• Listed entries:
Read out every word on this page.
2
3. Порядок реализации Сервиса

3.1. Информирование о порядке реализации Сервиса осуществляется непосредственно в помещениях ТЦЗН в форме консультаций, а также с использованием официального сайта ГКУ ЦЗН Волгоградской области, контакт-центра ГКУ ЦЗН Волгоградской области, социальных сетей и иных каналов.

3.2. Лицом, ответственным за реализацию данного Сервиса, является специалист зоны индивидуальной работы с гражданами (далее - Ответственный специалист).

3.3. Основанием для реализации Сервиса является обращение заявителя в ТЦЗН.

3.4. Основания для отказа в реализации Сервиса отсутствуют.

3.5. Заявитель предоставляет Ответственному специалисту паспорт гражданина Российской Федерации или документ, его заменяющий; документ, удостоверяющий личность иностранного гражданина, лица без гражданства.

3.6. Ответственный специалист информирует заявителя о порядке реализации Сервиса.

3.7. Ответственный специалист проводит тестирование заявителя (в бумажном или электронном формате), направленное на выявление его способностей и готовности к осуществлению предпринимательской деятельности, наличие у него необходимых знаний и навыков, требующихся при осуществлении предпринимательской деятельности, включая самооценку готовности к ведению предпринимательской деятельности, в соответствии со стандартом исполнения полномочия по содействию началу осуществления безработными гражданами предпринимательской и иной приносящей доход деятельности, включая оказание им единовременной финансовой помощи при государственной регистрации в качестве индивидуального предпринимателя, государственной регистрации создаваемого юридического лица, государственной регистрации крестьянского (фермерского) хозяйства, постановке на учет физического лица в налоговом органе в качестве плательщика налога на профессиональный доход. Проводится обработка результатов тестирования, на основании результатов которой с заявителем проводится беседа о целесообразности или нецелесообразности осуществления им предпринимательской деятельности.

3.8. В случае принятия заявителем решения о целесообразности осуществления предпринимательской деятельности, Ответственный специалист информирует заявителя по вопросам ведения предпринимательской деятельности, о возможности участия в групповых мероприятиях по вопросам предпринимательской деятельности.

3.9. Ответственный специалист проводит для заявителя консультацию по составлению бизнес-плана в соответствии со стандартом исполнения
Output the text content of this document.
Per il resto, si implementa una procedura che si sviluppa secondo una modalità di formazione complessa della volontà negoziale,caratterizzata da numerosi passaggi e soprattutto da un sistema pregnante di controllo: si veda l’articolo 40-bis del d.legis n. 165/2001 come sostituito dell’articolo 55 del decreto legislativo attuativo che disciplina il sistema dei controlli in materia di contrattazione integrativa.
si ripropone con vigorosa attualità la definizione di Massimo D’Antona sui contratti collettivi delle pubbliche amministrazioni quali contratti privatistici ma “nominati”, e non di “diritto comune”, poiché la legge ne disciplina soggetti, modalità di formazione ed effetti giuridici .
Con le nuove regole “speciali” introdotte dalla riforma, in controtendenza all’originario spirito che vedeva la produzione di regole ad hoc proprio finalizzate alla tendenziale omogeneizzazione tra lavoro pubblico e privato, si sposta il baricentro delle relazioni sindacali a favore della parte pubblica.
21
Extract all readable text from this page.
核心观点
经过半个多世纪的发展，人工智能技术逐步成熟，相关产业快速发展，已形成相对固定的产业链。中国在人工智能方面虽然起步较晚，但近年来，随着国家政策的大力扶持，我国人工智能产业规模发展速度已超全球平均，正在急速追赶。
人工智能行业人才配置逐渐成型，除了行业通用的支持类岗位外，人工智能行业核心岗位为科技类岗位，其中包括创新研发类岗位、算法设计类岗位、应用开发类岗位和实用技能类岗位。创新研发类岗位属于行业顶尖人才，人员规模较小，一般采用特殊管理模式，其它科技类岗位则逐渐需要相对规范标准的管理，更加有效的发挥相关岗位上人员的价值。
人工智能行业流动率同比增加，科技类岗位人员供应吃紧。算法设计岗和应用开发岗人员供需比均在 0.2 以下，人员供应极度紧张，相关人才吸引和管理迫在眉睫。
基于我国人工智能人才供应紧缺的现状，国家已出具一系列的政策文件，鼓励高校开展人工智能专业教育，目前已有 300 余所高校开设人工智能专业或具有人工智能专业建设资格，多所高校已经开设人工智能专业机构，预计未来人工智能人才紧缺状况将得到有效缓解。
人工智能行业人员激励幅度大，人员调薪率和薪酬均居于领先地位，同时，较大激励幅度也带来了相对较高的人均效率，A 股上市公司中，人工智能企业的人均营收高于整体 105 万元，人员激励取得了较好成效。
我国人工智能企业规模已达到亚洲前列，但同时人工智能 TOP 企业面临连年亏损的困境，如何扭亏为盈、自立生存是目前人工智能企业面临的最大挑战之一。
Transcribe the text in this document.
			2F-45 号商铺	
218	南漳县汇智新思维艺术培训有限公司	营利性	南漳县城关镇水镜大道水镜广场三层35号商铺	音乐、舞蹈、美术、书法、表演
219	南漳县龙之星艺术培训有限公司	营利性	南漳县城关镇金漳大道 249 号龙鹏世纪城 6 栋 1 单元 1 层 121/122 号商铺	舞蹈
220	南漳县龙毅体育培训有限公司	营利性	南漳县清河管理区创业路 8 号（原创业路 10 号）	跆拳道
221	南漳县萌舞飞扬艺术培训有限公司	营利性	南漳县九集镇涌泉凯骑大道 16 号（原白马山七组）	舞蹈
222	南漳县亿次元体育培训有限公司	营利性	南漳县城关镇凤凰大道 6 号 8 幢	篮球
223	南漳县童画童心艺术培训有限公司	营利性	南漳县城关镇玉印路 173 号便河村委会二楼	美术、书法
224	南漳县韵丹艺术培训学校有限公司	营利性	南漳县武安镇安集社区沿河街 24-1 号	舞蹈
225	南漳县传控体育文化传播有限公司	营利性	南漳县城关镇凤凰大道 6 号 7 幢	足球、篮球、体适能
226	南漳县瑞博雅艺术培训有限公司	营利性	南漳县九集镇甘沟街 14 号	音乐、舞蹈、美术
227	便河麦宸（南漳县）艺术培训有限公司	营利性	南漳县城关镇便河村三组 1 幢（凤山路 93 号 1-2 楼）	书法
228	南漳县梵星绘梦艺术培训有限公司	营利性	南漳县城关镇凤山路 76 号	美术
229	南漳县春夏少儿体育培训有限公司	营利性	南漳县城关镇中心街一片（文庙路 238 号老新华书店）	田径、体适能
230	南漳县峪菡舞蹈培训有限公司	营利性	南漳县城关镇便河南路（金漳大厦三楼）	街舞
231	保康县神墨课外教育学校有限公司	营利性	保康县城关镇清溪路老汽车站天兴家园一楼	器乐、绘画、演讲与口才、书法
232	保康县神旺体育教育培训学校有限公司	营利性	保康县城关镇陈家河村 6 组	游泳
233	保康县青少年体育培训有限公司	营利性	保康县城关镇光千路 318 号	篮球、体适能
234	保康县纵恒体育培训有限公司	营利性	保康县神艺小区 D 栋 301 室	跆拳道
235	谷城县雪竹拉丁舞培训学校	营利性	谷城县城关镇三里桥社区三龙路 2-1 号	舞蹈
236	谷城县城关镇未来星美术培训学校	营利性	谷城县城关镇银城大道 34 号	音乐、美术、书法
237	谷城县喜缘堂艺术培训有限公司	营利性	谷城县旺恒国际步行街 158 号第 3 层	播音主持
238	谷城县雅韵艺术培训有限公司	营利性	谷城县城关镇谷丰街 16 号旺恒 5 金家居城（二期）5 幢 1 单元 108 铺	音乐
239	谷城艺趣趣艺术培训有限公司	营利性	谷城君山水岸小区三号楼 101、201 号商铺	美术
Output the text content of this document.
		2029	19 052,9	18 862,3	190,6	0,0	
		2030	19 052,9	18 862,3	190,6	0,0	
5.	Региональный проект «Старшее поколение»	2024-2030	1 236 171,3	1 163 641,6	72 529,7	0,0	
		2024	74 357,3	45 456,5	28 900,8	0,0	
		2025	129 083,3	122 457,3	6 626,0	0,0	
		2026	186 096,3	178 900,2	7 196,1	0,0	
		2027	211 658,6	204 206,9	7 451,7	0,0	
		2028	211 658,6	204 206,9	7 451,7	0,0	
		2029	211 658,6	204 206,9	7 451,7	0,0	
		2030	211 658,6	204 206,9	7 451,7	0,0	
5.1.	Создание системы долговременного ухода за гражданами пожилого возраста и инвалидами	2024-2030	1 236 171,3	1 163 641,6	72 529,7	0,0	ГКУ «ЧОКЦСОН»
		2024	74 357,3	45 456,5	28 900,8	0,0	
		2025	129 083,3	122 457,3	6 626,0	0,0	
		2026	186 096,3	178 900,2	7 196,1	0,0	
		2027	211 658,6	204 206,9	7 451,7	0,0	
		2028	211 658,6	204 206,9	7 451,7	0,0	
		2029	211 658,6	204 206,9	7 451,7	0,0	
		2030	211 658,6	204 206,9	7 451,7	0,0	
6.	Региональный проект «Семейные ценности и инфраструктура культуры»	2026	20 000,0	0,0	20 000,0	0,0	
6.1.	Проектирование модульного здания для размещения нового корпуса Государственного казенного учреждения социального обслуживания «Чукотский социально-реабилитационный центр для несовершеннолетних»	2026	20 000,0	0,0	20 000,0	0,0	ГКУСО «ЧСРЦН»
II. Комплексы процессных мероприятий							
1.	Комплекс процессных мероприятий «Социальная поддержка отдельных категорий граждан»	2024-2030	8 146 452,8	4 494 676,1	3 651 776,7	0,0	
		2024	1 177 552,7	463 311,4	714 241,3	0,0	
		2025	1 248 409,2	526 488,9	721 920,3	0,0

• Required task:
Within the listing above, work out how many lines contain the string "деятельности", and reply with that number only.

• The output:
2